**EXERCISE INSTRUCTIONS:** Render every entry exactly as it appears.

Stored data
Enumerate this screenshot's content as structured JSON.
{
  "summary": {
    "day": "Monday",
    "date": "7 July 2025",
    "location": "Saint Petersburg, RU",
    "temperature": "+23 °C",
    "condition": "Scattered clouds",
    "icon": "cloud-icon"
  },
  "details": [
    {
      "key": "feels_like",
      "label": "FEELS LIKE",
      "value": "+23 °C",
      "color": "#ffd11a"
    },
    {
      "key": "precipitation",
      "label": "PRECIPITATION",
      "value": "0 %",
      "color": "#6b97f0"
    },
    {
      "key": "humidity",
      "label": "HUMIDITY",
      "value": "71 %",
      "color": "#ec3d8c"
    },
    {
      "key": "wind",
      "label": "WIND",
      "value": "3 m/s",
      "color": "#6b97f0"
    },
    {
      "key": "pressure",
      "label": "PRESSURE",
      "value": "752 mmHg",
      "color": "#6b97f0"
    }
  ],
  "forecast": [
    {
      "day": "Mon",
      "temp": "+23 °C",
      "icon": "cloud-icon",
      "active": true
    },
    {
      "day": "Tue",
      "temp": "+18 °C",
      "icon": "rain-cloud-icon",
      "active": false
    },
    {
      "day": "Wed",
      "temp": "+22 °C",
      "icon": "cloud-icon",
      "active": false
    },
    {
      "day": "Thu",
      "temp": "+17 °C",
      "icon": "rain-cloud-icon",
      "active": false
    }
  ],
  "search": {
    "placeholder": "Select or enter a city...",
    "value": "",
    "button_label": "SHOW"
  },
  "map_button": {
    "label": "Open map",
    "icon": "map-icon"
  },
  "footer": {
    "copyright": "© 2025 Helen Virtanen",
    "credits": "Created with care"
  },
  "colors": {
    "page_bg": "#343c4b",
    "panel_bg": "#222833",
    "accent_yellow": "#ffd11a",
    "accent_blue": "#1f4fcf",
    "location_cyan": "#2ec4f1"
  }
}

**EXERCISE RESULT:**
Enumerate this screenshot's content as structured JSON.
{
  "summary": {
    "day": "Monday",
    "date": "7 July 2025",
    "location": "Saint Petersburg, RU",
    "temperature": "+23 °C",
    "condition": "Scattered clouds",
    "icon": "cloud-icon"
  },
  "details": [
    {
      "key": "feels_like",
      "label": "FEELS LIKE",
      "value": "+23 °C",
      "color": "#ffd11a"
    },
    {
      "key": "precipitation",
      "label": "PRECIPITATION",
      "value": "0 %",
      "color": "#6b97f0"
    },
    {
      "key": "humidity",
      "label": "HUMIDITY",
      "value": "71 %",
      "color": "#ec3d8c"
    },
    {
      "key": "wind",
      "label": "WIND",
      "value": "3 m/s",
      "color": "#6b97f0"
    },
    {
      "key": "pressure",
      "label": "PRESSURE",
      "value": "752 mmHg",
      "color": "#6b97f0"
    }
  ],
  "forecast": [
    {
      "day": "Mon",
      "temp": "+23 °C",
      "icon": "cloud-icon",
      "active": true
    },
    {
      "day": "Tue",
      "temp": "+18 °C",
      "icon": "rain-cloud-icon",
      "active": false
    },
    {
      "day": "Wed",
      "temp": "+22 °C",
      "icon": "cloud-icon",
      "active": false
    },
    {
      "day": "Thu",
      "temp": "+17 °C",
      "icon": "rain-cloud-icon",
      "active": false
    }
  ],
  "search": {
    "placeholder": "Select or enter a city...",
    "value": "",
    "button_label": "SHOW"
  },
  "map_button": {
    "label": "Open map",
    "icon": "map-icon"
  },
  "footer": {
    "copyright": "© 2025 Helen Virtanen",
    "credits": "Created with care"
  },
  "colors": {
    "page_bg": "#343c4b",
    "panel_bg": "#222833",
    "accent_yellow": "#ffd11a",
    "accent_blue": "#1f4fcf",
    "location_cyan": "#2ec4f1"
  }
}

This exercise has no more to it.